WORK REQUIRED: State how many lines of the material below contain the string "Record". Give only the number.

INPUT ROWS:
........
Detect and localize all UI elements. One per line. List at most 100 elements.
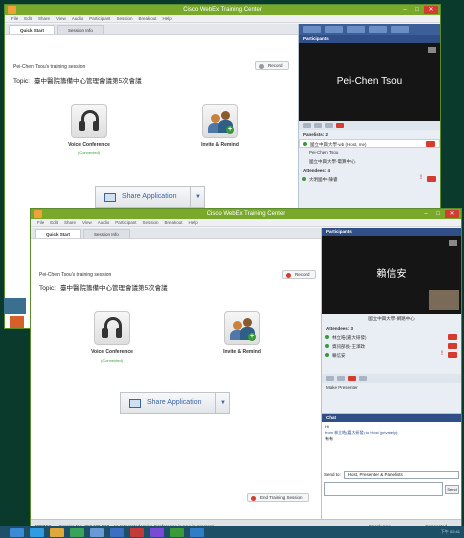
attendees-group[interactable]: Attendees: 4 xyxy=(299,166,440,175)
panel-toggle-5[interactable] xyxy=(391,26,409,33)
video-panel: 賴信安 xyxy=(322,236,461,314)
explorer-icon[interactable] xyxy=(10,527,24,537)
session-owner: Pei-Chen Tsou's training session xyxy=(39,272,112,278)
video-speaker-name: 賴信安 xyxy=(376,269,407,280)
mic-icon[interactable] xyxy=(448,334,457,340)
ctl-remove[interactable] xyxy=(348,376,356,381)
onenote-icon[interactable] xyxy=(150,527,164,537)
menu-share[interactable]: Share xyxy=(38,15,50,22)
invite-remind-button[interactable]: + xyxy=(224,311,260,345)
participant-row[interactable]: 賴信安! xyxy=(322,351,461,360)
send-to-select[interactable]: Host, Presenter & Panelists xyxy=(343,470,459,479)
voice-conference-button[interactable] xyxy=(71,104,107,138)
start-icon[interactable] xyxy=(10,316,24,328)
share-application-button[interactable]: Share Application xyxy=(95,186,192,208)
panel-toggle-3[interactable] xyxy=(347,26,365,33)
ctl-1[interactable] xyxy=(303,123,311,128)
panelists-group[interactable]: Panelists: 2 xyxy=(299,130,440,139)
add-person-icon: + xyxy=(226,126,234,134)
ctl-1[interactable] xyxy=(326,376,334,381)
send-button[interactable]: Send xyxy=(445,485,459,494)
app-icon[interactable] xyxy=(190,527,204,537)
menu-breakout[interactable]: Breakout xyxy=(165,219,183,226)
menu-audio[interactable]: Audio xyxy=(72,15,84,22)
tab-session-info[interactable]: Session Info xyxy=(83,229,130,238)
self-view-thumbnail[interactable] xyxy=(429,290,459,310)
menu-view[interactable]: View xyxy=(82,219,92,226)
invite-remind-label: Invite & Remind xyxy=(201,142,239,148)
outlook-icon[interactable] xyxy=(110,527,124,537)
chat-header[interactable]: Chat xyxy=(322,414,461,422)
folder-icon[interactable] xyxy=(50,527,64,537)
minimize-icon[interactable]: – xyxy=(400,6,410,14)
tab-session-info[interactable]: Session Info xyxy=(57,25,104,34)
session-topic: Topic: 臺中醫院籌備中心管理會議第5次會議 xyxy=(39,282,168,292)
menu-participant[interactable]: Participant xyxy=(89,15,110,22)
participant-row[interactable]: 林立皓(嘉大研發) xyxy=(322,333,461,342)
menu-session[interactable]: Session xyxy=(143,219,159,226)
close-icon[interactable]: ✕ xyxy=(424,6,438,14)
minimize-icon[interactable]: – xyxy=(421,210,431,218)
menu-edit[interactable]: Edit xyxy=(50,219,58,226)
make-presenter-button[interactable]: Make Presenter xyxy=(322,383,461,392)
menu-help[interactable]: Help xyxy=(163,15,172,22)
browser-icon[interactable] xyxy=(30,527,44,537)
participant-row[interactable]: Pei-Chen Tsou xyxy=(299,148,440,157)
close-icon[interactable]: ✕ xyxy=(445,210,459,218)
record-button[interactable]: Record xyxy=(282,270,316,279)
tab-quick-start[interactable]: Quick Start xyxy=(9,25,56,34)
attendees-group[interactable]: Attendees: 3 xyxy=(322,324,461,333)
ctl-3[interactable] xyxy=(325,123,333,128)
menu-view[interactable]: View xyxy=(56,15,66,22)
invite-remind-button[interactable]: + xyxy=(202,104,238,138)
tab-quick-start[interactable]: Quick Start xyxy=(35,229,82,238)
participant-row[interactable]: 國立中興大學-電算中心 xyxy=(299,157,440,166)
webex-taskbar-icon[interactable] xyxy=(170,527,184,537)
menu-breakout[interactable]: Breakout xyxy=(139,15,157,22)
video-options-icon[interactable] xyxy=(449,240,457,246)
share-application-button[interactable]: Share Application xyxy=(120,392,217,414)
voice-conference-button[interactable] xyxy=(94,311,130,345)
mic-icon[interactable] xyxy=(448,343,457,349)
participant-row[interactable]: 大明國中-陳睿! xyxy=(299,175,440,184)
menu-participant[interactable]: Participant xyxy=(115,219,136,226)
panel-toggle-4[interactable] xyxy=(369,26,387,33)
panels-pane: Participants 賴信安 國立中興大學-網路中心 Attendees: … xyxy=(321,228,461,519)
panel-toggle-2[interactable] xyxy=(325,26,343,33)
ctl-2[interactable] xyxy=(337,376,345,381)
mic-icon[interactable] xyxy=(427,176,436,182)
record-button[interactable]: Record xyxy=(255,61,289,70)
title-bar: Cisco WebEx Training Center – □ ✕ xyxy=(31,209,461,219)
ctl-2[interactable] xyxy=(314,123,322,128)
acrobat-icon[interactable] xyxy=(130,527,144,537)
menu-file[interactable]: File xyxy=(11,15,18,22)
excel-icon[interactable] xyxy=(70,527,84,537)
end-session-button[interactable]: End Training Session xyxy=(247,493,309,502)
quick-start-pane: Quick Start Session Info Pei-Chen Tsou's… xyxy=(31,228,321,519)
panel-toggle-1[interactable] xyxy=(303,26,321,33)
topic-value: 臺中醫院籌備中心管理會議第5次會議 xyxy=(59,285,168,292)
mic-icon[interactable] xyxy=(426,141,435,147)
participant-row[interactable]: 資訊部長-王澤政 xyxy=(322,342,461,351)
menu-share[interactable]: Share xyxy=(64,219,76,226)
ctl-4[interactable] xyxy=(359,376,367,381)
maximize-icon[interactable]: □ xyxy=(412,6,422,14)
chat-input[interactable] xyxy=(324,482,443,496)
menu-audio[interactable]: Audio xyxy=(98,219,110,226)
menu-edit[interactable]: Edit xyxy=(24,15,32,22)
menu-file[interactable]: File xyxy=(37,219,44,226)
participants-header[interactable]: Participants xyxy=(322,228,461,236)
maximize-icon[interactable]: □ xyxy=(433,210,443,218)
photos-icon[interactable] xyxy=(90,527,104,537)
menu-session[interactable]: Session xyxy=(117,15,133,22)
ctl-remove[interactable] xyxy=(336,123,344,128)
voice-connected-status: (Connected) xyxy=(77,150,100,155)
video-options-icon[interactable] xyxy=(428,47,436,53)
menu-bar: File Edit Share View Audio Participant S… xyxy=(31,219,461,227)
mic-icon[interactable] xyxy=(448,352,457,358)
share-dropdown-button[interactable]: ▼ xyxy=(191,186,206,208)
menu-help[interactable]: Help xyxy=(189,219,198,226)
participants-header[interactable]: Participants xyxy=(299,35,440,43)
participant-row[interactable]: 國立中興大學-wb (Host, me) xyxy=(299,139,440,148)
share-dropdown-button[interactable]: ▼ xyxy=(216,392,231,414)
........
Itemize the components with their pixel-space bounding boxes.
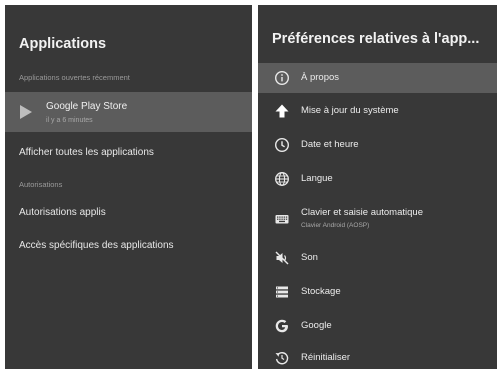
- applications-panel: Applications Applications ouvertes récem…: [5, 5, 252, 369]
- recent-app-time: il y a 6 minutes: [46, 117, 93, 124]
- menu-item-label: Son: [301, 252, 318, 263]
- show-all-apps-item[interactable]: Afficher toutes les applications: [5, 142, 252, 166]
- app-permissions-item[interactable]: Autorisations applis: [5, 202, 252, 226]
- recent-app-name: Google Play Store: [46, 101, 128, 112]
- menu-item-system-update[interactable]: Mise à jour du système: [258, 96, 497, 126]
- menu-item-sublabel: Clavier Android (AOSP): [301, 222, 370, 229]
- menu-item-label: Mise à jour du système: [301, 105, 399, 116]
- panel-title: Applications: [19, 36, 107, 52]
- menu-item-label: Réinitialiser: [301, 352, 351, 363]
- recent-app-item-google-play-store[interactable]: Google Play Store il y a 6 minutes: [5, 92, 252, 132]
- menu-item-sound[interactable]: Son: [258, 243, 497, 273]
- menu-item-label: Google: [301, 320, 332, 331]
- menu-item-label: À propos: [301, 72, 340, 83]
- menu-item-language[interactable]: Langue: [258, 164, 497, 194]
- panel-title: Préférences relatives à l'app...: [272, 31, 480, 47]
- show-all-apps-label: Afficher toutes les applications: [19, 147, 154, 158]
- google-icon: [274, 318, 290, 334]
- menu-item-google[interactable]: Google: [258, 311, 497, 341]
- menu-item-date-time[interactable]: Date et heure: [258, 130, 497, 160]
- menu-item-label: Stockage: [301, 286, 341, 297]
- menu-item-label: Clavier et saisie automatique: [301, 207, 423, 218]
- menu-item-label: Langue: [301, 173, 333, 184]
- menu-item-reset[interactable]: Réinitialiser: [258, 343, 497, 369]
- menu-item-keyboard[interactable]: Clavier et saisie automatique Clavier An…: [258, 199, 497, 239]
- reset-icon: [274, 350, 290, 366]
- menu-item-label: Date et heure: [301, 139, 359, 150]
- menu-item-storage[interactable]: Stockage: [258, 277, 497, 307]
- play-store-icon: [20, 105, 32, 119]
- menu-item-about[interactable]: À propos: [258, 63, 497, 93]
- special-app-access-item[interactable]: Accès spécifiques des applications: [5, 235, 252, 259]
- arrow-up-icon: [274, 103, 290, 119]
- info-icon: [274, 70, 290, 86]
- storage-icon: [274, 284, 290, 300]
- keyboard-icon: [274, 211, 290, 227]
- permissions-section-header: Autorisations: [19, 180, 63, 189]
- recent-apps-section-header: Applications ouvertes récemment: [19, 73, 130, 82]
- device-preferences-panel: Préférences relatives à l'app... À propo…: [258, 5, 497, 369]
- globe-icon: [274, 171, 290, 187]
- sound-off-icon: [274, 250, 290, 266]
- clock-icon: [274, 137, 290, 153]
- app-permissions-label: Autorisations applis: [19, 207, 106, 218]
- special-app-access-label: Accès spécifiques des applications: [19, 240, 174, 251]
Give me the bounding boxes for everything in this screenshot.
........
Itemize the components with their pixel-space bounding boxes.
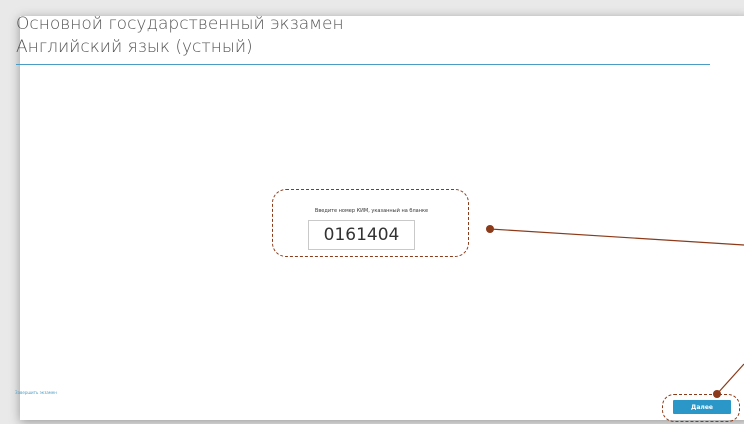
........
THE REPLY: 2